• [Exercise details] Transcribe each record below word for word.

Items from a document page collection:
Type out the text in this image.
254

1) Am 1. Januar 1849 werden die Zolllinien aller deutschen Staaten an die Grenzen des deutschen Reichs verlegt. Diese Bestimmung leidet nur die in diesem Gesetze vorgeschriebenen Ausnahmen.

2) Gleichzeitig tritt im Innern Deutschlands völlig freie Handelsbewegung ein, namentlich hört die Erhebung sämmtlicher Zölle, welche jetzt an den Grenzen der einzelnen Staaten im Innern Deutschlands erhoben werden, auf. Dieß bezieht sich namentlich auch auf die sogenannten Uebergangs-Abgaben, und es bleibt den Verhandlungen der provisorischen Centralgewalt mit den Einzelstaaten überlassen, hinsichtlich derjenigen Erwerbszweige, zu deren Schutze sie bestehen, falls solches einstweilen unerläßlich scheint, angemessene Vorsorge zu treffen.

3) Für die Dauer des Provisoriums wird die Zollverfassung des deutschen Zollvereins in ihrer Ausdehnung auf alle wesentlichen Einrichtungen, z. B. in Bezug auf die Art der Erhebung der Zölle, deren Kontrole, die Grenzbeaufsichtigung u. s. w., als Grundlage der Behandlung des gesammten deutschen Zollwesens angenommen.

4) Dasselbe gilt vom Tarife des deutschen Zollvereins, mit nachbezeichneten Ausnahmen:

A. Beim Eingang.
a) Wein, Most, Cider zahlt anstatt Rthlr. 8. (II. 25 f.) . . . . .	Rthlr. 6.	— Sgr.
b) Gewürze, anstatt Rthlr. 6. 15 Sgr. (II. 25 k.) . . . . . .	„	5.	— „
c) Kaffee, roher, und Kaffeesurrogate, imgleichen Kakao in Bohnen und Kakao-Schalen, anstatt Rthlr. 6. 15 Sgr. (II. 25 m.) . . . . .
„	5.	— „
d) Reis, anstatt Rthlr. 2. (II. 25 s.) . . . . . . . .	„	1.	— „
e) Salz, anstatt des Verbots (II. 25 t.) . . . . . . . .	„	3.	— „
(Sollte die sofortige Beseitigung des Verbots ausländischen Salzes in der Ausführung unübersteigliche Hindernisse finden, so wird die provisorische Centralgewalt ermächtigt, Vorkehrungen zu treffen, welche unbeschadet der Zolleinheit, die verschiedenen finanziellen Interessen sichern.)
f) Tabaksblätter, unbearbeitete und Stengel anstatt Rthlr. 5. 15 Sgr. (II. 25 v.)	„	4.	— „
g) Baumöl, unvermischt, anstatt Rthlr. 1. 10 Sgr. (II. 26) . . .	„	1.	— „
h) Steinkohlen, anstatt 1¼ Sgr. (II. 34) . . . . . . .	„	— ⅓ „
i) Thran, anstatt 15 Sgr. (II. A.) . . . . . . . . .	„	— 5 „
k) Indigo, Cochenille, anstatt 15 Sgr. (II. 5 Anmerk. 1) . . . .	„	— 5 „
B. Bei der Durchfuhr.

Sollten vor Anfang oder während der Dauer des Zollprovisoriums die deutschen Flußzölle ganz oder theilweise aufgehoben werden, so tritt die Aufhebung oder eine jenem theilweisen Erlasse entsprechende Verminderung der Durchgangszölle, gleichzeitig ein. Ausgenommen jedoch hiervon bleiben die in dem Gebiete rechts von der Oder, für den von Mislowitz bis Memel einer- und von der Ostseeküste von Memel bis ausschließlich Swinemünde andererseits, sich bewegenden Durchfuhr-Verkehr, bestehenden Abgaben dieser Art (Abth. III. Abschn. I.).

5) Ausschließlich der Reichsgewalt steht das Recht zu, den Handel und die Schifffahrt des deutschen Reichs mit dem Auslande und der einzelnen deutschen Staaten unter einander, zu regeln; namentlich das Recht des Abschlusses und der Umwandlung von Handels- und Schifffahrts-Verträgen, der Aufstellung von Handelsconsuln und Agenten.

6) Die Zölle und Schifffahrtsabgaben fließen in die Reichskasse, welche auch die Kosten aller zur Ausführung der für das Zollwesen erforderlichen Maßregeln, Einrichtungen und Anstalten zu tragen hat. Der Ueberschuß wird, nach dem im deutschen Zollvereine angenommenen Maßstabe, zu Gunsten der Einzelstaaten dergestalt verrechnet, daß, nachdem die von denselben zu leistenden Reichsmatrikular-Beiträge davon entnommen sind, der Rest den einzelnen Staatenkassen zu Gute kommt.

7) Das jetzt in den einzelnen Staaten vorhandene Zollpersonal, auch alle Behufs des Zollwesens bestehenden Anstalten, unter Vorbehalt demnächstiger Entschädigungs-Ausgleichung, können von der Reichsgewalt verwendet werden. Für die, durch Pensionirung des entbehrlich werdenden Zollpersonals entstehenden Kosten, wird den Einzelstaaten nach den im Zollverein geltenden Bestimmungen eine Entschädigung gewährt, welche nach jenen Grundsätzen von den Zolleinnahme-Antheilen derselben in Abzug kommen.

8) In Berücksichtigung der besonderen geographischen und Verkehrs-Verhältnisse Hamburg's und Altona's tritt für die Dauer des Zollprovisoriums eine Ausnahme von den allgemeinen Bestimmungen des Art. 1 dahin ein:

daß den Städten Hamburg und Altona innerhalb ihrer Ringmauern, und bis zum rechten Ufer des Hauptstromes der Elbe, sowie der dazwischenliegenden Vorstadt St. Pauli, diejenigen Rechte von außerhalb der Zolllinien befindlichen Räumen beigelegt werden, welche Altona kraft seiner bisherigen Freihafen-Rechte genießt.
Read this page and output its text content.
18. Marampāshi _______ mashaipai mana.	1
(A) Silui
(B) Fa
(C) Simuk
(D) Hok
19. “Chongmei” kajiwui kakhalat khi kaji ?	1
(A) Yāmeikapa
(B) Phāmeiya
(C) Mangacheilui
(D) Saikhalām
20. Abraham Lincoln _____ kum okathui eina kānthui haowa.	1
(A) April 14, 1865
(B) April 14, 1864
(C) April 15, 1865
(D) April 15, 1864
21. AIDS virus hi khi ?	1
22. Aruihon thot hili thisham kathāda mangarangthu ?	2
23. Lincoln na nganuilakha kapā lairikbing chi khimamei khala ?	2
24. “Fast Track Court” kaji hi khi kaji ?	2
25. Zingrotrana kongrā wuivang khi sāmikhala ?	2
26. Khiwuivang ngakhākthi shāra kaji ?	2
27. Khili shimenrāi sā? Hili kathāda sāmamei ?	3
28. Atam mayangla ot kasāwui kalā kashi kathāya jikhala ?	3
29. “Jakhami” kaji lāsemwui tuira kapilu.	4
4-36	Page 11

• [Written response]
Type out the text in this image.
254

1) Am 1. Januar 1849 werden die Zolllinien aller deutschen Staaten an die Grenzen des deutschen Reichs verlegt. Diese Bestimmung leidet nur die in diesem Gesetze vorgeschriebenen Ausnahmen.

2) Gleichzeitig tritt im Innern Deutschlands völlig freie Handelsbewegung ein, namentlich hört die Erhebung sämmtlicher Zölle, welche jetzt an den Grenzen der einzelnen Staaten im Innern Deutschlands erhoben werden, auf. Dieß bezieht sich namentlich auch auf die sogenannten Uebergangs-Abgaben, und es bleibt den Verhandlungen der provisorischen Centralgewalt mit den Einzelstaaten überlassen, hinsichtlich derjenigen Erwerbszweige, zu deren Schutze sie bestehen, falls solches einstweilen unerläßlich scheint, angemessene Vorsorge zu treffen.

3) Für die Dauer des Provisoriums wird die Zollverfassung des deutschen Zollvereins in ihrer Ausdehnung auf alle wesentlichen Einrichtungen, z. B. in Bezug auf die Art der Erhebung der Zölle, deren Kontrole, die Grenzbeaufsichtigung u. s. w., als Grundlage der Behandlung des gesammten deutschen Zollwesens angenommen.

4) Dasselbe gilt vom Tarife des deutschen Zollvereins, mit nachbezeichneten Ausnahmen:

A. Beim Eingang.
a) Wein, Most, Cider zahlt anstatt Rthlr. 8. (II. 25 f.) . . . . .	Rthlr. 6.	— Sgr.
b) Gewürze, anstatt Rthlr. 6. 15 Sgr. (II. 25 k.) . . . . . .	„	5.	— „
c) Kaffee, roher, und Kaffeesurrogate, imgleichen Kakao in Bohnen und Kakao-Schalen, anstatt Rthlr. 6. 15 Sgr. (II. 25 m.) . . . . .
„	5.	— „
d) Reis, anstatt Rthlr. 2. (II. 25 s.) . . . . . . . .	„	1.	— „
e) Salz, anstatt des Verbots (II. 25 t.) . . . . . . . .	„	3.	— „
(Sollte die sofortige Beseitigung des Verbots ausländischen Salzes in der Ausführung unübersteigliche Hindernisse finden, so wird die provisorische Centralgewalt ermächtigt, Vorkehrungen zu treffen, welche unbeschadet der Zolleinheit, die verschiedenen finanziellen Interessen sichern.)
f) Tabaksblätter, unbearbeitete und Stengel anstatt Rthlr. 5. 15 Sgr. (II. 25 v.)	„	4.	— „
g) Baumöl, unvermischt, anstatt Rthlr. 1. 10 Sgr. (II. 26) . . .	„	1.	— „
h) Steinkohlen, anstatt 1¼ Sgr. (II. 34) . . . . . . .	„	— ⅓ „
i) Thran, anstatt 15 Sgr. (II. A.) . . . . . . . . .	„	— 5 „
k) Indigo, Cochenille, anstatt 15 Sgr. (II. 5 Anmerk. 1) . . . .	„	— 5 „
B. Bei der Durchfuhr.

Sollten vor Anfang oder während der Dauer des Zollprovisoriums die deutschen Flußzölle ganz oder theilweise aufgehoben werden, so tritt die Aufhebung oder eine jenem theilweisen Erlasse entsprechende Verminderung der Durchgangszölle, gleichzeitig ein. Ausgenommen jedoch hiervon bleiben die in dem Gebiete rechts von der Oder, für den von Mislowitz bis Memel einer- und von der Ostseeküste von Memel bis ausschließlich Swinemünde andererseits, sich bewegenden Durchfuhr-Verkehr, bestehenden Abgaben dieser Art (Abth. III. Abschn. I.).

5) Ausschließlich der Reichsgewalt steht das Recht zu, den Handel und die Schifffahrt des deutschen Reichs mit dem Auslande und der einzelnen deutschen Staaten unter einander, zu regeln; namentlich das Recht des Abschlusses und der Umwandlung von Handels- und Schifffahrts-Verträgen, der Aufstellung von Handelsconsuln und Agenten.

6) Die Zölle und Schifffahrtsabgaben fließen in die Reichskasse, welche auch die Kosten aller zur Ausführung der für das Zollwesen erforderlichen Maßregeln, Einrichtungen und Anstalten zu tragen hat. Der Ueberschuß wird, nach dem im deutschen Zollvereine angenommenen Maßstabe, zu Gunsten der Einzelstaaten dergestalt verrechnet, daß, nachdem die von denselben zu leistenden Reichsmatrikular-Beiträge davon entnommen sind, der Rest den einzelnen Staatenkassen zu Gute kommt.

7) Das jetzt in den einzelnen Staaten vorhandene Zollpersonal, auch alle Behufs des Zollwesens bestehenden Anstalten, unter Vorbehalt demnächstiger Entschädigungs-Ausgleichung, können von der Reichsgewalt verwendet werden. Für die, durch Pensionirung des entbehrlich werdenden Zollpersonals entstehenden Kosten, wird den Einzelstaaten nach den im Zollverein geltenden Bestimmungen eine Entschädigung gewährt, welche nach jenen Grundsätzen von den Zolleinnahme-Antheilen derselben in Abzug kommen.

8) In Berücksichtigung der besonderen geographischen und Verkehrs-Verhältnisse Hamburg's und Altona's tritt für die Dauer des Zollprovisoriums eine Ausnahme von den allgemeinen Bestimmungen des Art. 1 dahin ein:

daß den Städten Hamburg und Altona innerhalb ihrer Ringmauern, und bis zum rechten Ufer des Hauptstromes der Elbe, sowie der dazwischenliegenden Vorstadt St. Pauli, diejenigen Rechte von außerhalb der Zolllinien befindlichen Räumen beigelegt werden, welche Altona kraft seiner bisherigen Freihafen-Rechte genießt.
Read this page and output its text content.
18. Marampāshi _______ mashaipai mana.	1
(A) Silui
(B) Fa
(C) Simuk
(D) Hok
19. “Chongmei” kajiwui kakhalat khi kaji ?	1
(A) Yāmeikapa
(B) Phāmeiya
(C) Mangacheilui
(D) Saikhalām
20. Abraham Lincoln _____ kum okathui eina kānthui haowa.	1
(A) April 14, 1865
(B) April 14, 1864
(C) April 15, 1865
(D) April 15, 1864
21. AIDS virus hi khi ?	1
22. Aruihon thot hili thisham kathāda mangarangthu ?	2
23. Lincoln na nganuilakha kapā lairikbing chi khimamei khala ?	2
24. “Fast Track Court” kaji hi khi kaji ?	2
25. Zingrotrana kongrā wuivang khi sāmikhala ?	2
26. Khiwuivang ngakhākthi shāra kaji ?	2
27. Khili shimenrāi sā? Hili kathāda sāmamei ?	3
28. Atam mayangla ot kasāwui kalā kashi kathāya jikhala ?	3
29. “Jakhami” kaji lāsemwui tuira kapilu.	4
4-36	Page 11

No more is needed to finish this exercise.